**Challenge:**
Copy out the records word for word, from their first line through the line containing "table-header-row bbox=[677, 86, 1217, 119]", including both of those lines.

[start]

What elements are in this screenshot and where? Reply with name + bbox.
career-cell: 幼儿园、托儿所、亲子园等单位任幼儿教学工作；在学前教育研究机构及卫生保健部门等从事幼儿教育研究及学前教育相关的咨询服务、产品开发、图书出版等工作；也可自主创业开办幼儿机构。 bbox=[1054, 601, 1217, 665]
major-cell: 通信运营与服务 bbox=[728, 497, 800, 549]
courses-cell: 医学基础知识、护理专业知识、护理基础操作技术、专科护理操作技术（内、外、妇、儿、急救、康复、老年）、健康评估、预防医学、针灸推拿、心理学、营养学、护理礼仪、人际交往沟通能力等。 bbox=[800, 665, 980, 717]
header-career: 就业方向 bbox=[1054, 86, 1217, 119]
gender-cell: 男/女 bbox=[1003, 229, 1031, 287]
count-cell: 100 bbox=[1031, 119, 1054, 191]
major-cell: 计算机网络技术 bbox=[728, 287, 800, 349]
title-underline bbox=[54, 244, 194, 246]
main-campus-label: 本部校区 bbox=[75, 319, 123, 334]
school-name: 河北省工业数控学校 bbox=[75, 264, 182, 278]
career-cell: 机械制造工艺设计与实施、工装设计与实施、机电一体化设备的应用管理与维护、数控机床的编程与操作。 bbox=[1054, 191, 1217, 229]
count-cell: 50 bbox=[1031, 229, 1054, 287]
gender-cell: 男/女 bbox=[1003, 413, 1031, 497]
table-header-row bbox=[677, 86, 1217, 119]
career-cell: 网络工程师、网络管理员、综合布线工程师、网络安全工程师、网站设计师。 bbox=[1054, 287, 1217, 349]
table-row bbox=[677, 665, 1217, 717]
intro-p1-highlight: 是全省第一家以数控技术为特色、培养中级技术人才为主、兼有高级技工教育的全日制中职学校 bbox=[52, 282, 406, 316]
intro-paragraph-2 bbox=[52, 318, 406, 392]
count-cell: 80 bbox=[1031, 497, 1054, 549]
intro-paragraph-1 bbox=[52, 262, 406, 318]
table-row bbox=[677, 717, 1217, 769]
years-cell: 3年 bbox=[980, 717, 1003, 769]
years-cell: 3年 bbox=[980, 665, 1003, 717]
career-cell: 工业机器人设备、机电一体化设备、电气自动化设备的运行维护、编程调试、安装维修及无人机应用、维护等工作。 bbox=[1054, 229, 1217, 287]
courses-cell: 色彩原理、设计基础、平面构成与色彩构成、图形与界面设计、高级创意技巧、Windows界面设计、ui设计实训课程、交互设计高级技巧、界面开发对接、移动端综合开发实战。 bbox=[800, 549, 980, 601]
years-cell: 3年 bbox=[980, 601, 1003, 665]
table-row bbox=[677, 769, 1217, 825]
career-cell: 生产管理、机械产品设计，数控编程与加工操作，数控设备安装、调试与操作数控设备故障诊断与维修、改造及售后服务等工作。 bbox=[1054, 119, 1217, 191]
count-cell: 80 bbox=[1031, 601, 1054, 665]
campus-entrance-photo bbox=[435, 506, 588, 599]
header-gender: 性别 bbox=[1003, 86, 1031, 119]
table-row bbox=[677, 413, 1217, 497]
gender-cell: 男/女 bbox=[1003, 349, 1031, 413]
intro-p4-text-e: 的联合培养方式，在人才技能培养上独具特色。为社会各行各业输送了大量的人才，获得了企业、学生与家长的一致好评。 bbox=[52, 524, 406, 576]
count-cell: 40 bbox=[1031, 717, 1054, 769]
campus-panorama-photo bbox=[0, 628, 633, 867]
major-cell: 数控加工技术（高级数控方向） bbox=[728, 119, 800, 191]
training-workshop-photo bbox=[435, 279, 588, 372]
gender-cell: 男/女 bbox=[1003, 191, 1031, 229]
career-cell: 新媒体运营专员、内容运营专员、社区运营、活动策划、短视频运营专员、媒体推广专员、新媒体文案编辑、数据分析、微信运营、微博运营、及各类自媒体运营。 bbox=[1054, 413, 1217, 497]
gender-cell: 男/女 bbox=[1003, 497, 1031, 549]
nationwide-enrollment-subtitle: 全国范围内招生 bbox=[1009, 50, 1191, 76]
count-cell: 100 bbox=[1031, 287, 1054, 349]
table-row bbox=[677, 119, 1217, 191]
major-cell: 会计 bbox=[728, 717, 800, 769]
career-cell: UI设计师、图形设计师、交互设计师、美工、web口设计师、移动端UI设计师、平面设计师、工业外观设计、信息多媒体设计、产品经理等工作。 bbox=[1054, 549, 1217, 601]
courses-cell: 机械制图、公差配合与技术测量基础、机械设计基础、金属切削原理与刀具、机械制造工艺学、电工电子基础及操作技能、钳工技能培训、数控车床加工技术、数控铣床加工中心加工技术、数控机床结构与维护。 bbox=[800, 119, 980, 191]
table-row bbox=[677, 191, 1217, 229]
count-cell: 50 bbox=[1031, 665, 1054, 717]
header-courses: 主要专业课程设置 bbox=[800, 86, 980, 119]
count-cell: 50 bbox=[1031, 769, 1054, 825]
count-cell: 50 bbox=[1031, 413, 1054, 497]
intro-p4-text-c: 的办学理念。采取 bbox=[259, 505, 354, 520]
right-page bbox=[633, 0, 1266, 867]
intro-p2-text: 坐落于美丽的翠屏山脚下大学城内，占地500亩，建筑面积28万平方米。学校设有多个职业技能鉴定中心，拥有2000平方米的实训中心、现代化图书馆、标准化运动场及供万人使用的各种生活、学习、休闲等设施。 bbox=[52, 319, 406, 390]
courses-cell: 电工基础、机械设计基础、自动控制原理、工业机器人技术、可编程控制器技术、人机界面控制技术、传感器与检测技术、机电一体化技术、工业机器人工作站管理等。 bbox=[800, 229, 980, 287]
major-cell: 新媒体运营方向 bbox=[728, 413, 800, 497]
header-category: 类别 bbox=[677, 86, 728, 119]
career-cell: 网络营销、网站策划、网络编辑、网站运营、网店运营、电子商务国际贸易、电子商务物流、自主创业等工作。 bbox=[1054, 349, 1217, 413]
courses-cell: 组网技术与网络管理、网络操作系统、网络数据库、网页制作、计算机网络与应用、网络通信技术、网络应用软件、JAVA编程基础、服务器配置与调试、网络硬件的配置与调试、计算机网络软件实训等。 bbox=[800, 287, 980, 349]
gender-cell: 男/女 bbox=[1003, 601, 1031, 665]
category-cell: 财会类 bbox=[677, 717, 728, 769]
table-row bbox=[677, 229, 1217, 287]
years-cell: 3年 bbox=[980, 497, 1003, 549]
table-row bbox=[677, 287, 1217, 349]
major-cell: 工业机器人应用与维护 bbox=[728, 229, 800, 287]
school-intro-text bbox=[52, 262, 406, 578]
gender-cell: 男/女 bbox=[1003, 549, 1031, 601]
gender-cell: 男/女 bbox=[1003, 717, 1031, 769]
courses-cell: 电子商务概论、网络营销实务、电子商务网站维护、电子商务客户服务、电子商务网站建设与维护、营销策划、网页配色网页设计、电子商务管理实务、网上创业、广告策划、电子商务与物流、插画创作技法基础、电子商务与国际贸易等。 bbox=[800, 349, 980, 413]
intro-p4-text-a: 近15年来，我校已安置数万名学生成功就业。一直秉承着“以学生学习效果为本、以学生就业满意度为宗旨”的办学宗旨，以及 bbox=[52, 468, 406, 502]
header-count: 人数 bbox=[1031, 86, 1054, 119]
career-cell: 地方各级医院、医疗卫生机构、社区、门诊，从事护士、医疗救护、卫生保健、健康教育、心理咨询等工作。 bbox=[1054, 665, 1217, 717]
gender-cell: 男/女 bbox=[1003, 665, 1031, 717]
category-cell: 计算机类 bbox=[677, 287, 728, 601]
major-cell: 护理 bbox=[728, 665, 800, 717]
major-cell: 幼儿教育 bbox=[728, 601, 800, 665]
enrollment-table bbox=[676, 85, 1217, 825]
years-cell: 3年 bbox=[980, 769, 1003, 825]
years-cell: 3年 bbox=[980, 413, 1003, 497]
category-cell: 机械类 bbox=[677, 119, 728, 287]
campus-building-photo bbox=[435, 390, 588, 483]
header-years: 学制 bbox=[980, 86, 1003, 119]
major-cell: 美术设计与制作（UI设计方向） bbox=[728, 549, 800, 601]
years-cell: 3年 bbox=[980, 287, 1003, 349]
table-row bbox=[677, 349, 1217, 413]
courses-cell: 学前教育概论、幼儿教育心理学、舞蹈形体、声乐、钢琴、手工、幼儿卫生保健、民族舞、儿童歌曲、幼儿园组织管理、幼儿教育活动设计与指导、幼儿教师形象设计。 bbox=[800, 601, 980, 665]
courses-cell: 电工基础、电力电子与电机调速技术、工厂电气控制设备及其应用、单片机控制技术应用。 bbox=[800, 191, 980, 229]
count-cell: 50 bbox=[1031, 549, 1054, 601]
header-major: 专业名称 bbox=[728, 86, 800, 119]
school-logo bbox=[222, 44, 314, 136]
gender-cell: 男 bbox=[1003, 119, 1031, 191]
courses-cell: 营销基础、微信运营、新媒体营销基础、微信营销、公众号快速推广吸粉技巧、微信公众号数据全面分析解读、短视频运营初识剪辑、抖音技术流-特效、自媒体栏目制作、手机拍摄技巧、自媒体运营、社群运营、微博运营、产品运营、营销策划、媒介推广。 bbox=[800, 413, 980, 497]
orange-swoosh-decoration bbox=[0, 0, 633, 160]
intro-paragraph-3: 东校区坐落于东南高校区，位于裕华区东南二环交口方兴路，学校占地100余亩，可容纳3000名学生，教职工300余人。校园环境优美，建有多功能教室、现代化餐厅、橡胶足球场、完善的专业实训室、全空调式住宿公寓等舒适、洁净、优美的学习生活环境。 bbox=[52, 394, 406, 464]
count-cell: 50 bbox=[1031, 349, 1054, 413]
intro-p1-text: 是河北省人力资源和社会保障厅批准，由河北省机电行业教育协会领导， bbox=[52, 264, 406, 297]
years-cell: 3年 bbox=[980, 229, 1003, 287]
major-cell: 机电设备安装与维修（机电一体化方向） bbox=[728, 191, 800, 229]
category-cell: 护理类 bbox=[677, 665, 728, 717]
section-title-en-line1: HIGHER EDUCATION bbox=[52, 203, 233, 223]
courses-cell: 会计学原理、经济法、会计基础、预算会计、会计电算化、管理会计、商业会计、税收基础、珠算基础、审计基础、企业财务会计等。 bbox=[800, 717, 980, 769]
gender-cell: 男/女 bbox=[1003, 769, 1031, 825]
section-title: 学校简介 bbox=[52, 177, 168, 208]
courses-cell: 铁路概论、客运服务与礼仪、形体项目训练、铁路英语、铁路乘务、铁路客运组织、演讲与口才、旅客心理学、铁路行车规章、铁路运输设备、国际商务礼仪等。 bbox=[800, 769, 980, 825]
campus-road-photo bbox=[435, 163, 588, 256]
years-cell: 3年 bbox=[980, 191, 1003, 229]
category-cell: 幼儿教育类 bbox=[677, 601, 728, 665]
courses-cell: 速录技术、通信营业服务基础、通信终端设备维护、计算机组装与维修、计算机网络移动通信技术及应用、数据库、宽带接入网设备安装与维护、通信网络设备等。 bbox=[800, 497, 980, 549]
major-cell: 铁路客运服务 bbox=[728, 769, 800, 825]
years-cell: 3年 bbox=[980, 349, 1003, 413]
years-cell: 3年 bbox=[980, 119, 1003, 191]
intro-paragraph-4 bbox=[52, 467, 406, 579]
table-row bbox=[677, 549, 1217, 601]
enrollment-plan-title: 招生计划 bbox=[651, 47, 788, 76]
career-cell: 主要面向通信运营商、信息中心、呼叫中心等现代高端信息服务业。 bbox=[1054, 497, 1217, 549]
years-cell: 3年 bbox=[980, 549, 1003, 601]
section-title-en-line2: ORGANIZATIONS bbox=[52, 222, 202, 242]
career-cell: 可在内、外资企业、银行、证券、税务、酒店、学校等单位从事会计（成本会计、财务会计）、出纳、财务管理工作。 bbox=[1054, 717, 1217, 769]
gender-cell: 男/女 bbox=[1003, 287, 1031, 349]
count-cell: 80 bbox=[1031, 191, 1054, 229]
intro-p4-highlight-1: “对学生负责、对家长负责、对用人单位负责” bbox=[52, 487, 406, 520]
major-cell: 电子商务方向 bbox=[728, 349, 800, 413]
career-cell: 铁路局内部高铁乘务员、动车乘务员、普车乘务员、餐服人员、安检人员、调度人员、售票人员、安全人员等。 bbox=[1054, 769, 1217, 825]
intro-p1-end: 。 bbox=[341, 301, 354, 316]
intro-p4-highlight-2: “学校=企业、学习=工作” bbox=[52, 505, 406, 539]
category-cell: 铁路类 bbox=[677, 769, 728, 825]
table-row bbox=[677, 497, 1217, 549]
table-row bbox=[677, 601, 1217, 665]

[end]

**Reply to the task:**
What elements are in this screenshot and where? Reply with name + bbox.
career-cell: 幼儿园、托儿所、亲子园等单位任幼儿教学工作；在学前教育研究机构及卫生保健部门等从事幼儿教育研究及学前教育相关的咨询服务、产品开发、图书出版等工作；也可自主创业开办幼儿机构。 bbox=[1054, 601, 1217, 665]
major-cell: 通信运营与服务 bbox=[728, 497, 800, 549]
courses-cell: 医学基础知识、护理专业知识、护理基础操作技术、专科护理操作技术（内、外、妇、儿、急救、康复、老年）、健康评估、预防医学、针灸推拿、心理学、营养学、护理礼仪、人际交往沟通能力等。 bbox=[800, 665, 980, 717]
header-career: 就业方向 bbox=[1054, 86, 1217, 119]
gender-cell: 男/女 bbox=[1003, 229, 1031, 287]
count-cell: 100 bbox=[1031, 119, 1054, 191]
major-cell: 计算机网络技术 bbox=[728, 287, 800, 349]
title-underline bbox=[54, 244, 194, 246]
main-campus-label: 本部校区 bbox=[75, 319, 123, 334]
school-name: 河北省工业数控学校 bbox=[75, 264, 182, 278]
career-cell: 机械制造工艺设计与实施、工装设计与实施、机电一体化设备的应用管理与维护、数控机床的编程与操作。 bbox=[1054, 191, 1217, 229]
count-cell: 50 bbox=[1031, 229, 1054, 287]
gender-cell: 男/女 bbox=[1003, 413, 1031, 497]
table-header-row bbox=[677, 86, 1217, 119]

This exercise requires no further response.